Stated task:
Say how many lines contain the word "loss". Only the number should be given.

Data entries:
START

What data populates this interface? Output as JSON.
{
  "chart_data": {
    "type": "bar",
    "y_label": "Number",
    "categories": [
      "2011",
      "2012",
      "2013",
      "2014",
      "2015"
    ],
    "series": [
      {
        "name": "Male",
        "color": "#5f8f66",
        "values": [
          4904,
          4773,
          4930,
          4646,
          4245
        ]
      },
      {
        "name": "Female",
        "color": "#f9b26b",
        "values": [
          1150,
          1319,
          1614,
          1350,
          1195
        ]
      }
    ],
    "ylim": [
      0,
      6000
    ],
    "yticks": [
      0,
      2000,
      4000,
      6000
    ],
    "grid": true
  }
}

END
START

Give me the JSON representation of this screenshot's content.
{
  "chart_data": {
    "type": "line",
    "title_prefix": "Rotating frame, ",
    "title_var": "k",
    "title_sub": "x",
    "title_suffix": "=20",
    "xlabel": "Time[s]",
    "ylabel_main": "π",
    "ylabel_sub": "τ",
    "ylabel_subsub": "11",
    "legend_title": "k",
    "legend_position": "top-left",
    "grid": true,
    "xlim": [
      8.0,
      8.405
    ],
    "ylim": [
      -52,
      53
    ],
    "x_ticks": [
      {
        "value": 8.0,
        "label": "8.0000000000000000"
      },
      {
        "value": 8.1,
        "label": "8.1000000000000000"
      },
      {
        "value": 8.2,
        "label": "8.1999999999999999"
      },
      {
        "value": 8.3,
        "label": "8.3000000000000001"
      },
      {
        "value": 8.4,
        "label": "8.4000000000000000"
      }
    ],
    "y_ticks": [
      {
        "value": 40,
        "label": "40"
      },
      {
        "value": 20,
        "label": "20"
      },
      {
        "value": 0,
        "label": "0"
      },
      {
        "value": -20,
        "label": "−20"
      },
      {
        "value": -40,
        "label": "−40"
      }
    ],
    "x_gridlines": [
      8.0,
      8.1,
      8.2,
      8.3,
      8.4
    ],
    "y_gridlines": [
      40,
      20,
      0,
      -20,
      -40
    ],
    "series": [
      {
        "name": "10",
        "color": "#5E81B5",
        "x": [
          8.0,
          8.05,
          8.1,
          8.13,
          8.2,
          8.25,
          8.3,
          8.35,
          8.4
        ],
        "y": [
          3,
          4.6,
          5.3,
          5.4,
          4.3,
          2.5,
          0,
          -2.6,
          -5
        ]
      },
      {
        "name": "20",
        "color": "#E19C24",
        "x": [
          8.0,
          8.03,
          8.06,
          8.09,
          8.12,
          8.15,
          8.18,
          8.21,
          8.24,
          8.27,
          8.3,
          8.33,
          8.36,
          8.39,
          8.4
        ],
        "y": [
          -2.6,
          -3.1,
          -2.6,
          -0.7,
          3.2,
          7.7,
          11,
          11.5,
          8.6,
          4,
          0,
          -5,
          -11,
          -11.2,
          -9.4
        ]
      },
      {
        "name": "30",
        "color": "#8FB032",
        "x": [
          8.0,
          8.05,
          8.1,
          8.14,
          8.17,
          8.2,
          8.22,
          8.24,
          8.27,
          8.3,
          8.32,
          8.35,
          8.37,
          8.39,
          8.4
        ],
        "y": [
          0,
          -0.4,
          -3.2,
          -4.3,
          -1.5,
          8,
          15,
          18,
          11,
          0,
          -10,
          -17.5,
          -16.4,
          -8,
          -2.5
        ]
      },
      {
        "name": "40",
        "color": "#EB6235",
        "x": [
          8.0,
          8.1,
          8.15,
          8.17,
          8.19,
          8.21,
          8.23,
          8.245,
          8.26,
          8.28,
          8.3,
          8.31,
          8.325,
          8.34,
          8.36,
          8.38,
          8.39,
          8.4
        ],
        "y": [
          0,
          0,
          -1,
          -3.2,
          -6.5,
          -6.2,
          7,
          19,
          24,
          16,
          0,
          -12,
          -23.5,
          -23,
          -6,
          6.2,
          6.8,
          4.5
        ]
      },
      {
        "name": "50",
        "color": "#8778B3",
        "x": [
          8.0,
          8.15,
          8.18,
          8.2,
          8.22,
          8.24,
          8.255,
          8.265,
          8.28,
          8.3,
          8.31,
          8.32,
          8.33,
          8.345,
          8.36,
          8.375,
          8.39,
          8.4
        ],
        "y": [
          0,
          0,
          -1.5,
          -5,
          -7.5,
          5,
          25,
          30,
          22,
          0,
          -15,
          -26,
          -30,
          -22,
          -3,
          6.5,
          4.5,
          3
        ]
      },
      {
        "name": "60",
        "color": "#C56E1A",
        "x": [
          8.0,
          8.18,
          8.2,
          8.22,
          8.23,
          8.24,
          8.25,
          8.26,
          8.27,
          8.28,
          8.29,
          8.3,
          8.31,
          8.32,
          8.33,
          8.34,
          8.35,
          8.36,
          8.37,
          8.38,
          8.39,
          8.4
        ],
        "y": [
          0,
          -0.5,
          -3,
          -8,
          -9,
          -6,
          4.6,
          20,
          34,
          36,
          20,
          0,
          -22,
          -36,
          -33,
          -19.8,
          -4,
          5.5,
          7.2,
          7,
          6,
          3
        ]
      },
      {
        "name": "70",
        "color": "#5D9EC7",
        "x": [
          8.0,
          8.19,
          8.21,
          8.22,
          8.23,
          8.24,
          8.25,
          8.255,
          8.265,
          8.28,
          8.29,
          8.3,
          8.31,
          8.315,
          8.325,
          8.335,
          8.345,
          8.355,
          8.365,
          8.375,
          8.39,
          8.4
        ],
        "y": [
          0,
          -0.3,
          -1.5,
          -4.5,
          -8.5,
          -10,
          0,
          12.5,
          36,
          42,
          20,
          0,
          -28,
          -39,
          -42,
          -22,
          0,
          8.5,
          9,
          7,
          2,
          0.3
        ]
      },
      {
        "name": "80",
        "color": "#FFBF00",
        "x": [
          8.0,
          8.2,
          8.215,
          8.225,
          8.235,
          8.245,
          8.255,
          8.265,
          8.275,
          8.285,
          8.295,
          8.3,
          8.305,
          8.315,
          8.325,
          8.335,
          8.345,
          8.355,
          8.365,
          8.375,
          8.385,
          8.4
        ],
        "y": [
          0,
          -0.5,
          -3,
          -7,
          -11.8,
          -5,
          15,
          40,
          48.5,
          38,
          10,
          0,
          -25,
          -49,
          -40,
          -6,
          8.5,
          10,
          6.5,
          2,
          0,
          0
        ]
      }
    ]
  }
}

END
START

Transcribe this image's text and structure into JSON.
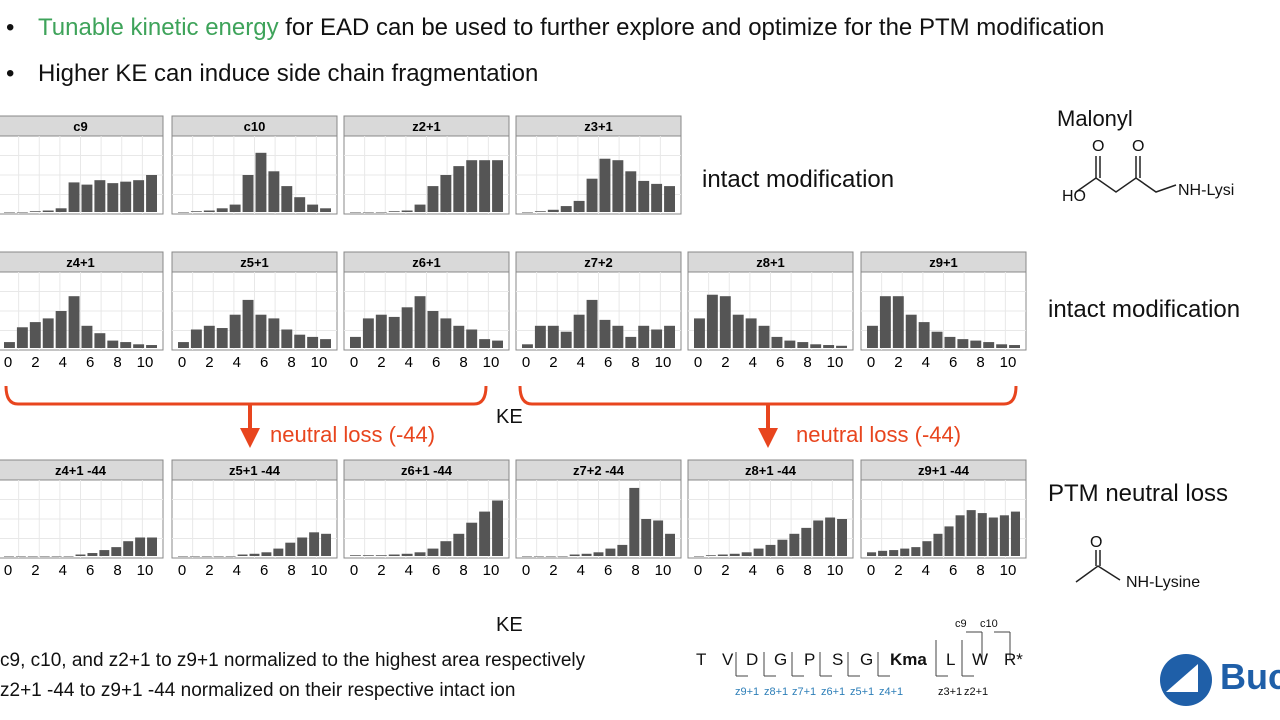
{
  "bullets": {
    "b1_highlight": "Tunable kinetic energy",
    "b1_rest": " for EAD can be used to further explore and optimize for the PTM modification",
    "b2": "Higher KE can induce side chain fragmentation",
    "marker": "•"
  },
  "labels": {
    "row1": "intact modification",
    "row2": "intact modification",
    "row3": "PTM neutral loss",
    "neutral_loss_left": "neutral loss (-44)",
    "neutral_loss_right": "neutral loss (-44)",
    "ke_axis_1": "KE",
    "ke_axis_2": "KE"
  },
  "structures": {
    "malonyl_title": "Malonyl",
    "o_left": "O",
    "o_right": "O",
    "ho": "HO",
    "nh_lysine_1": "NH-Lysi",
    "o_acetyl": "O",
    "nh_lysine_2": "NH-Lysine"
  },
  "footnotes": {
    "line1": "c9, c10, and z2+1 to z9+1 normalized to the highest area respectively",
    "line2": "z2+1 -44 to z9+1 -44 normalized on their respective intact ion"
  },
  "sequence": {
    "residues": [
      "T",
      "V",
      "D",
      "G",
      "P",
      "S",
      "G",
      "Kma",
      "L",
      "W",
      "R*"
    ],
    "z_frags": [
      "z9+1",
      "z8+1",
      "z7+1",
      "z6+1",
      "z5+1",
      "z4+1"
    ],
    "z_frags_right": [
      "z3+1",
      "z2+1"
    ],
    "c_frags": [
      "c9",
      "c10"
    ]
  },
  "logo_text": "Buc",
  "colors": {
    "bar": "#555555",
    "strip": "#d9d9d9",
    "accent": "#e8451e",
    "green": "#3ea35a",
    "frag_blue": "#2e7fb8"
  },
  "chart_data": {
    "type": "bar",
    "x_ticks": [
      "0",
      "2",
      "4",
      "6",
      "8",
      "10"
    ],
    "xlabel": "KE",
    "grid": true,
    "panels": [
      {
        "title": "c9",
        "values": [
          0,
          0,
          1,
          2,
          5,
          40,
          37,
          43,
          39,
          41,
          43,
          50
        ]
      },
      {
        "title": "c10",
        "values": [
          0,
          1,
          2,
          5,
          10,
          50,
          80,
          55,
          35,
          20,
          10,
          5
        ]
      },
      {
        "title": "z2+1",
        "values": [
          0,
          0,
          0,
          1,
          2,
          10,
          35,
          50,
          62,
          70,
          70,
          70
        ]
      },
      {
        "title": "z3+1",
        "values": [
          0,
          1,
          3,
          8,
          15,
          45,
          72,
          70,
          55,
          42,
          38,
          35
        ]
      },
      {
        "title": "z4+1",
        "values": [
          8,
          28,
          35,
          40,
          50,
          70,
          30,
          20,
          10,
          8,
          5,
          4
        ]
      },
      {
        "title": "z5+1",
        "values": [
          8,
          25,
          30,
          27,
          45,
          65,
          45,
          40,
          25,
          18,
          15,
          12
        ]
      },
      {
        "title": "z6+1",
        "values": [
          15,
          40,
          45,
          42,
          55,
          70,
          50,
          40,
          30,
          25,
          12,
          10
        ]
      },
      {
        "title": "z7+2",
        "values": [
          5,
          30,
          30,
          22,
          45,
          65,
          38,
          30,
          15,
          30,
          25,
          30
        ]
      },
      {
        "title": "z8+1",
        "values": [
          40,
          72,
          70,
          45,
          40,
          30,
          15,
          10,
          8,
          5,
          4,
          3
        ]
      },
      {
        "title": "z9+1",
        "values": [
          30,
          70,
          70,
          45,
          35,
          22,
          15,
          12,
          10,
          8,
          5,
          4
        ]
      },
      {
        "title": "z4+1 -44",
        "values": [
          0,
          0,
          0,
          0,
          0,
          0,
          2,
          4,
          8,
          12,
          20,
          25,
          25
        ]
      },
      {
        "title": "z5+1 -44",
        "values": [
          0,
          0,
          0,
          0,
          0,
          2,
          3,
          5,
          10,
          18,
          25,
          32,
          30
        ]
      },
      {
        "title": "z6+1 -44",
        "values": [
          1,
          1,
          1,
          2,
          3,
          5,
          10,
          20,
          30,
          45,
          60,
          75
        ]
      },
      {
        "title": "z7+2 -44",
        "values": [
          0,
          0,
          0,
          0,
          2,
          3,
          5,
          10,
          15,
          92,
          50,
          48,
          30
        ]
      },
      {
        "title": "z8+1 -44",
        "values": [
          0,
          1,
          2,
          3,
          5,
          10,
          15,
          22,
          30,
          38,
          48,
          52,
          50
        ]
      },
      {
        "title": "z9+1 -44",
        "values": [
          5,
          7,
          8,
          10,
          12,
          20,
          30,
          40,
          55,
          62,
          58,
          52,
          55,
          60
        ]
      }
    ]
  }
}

END

Complete output:
3